Would you return the complete listing below word for word?

[Data records]
>> BEGIN

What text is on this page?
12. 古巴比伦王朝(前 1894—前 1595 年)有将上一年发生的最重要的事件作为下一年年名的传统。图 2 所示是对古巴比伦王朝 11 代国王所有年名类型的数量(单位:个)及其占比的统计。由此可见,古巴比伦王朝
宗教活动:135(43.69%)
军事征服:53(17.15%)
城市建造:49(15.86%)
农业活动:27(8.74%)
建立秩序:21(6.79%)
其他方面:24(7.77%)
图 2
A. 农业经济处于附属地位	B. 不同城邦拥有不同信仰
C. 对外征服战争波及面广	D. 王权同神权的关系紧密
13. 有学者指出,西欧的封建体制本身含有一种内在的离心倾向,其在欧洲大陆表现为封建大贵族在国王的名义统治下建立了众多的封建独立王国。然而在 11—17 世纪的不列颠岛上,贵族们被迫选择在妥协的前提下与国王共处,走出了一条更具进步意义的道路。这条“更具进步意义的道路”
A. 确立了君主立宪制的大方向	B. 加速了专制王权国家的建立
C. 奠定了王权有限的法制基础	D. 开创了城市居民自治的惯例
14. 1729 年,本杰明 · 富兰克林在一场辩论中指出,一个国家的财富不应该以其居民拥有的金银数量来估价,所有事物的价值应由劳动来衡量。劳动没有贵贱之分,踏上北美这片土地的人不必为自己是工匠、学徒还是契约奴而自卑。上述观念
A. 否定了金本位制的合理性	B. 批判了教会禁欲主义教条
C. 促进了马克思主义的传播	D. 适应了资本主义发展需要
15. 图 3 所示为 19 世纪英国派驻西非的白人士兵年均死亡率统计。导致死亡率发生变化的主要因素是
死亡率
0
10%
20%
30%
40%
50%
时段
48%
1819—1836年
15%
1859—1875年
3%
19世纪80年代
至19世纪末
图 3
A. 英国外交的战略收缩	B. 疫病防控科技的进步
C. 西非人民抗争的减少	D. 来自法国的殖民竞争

>> END

▸ CORRECT RESPONSE:
What text is on this page?
12. 古巴比伦王朝(前 1894—前 1595 年)有将上一年发生的最重要的事件作为下一年年名的传统。图 2 所示是对古巴比伦王朝 11 代国王所有年名类型的数量(单位:个)及其占比的统计。由此可见,古巴比伦王朝
宗教活动:135(43.69%)
军事征服:53(17.15%)
城市建造:49(15.86%)
农业活动:27(8.74%)
建立秩序:21(6.79%)
其他方面:24(7.77%)
图 2
A. 农业经济处于附属地位	B. 不同城邦拥有不同信仰
C. 对外征服战争波及面广	D. 王权同神权的关系紧密
13. 有学者指出,西欧的封建体制本身含有一种内在的离心倾向,其在欧洲大陆表现为封建大贵族在国王的名义统治下建立了众多的封建独立王国。然而在 11—17 世纪的不列颠岛上,贵族们被迫选择在妥协的前提下与国王共处,走出了一条更具进步意义的道路。这条“更具进步意义的道路”
A. 确立了君主立宪制的大方向	B. 加速了专制王权国家的建立
C. 奠定了王权有限的法制基础	D. 开创了城市居民自治的惯例
14. 1729 年,本杰明 · 富兰克林在一场辩论中指出,一个国家的财富不应该以其居民拥有的金银数量来估价,所有事物的价值应由劳动来衡量。劳动没有贵贱之分,踏上北美这片土地的人不必为自己是工匠、学徒还是契约奴而自卑。上述观念
A. 否定了金本位制的合理性	B. 批判了教会禁欲主义教条
C. 促进了马克思主义的传播	D. 适应了资本主义发展需要
15. 图 3 所示为 19 世纪英国派驻西非的白人士兵年均死亡率统计。导致死亡率发生变化的主要因素是
死亡率
0
10%
20%
30%
40%
50%
时段
48%
1819—1836年
15%
1859—1875年
3%
19世纪80年代
至19世纪末
图 3
A. 英国外交的战略收缩	B. 疫病防控科技的进步
C. 西非人民抗争的减少	D. 来自法国的殖民竞争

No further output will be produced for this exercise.